OBJECTIVE: Copy every entry exactly as given, minus the images.

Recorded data
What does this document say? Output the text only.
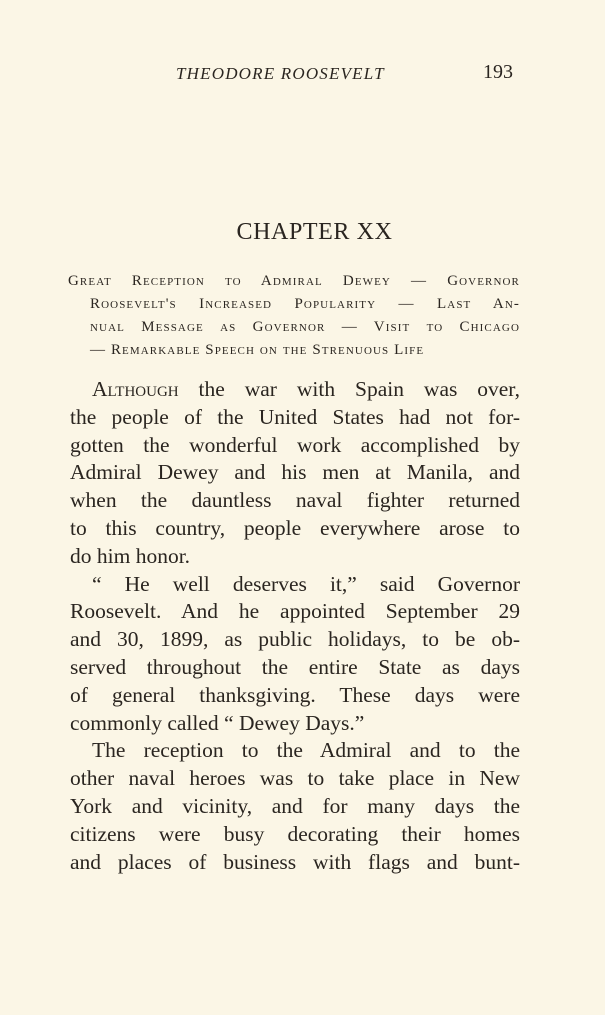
THEODORE ROOSEVELT	193
CHAPTER XX
Great Reception to Admiral Dewey — Governor
Roosevelt's Increased Popularity — Last An-
nual Message as Governor — Visit to Chicago
— Remarkable Speech on the Strenuous Life
Although the war with Spain was over,
the people of the United States had not for-
gotten the wonderful work accomplished by
Admiral Dewey and his men at Manila, and
when the dauntless naval fighter returned
to this country, people everywhere arose to
do him honor.
“ He well deserves it,” said Governor
Roosevelt. And he appointed September 29
and 30, 1899, as public holidays, to be ob-
served throughout the entire State as days
of general thanksgiving. These days were
commonly called “ Dewey Days.”
The reception to the Admiral and to the
other naval heroes was to take place in New
York and vicinity, and for many days the
citizens were busy decorating their homes
and places of business with flags and bunt-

RESULT OF THE EXERCISE:
What does this document say? Output the text only.
THEODORE ROOSEVELT	193
CHAPTER XX
Great Reception to Admiral Dewey — Governor
Roosevelt's Increased Popularity — Last An-
nual Message as Governor — Visit to Chicago
— Remarkable Speech on the Strenuous Life
Although the war with Spain was over,
the people of the United States had not for-
gotten the wonderful work accomplished by
Admiral Dewey and his men at Manila, and
when the dauntless naval fighter returned
to this country, people everywhere arose to
do him honor.
“ He well deserves it,” said Governor
Roosevelt. And he appointed September 29
and 30, 1899, as public holidays, to be ob-
served throughout the entire State as days
of general thanksgiving. These days were
commonly called “ Dewey Days.”
The reception to the Admiral and to the
other naval heroes was to take place in New
York and vicinity, and for many days the
citizens were busy decorating their homes
and places of business with flags and bunt-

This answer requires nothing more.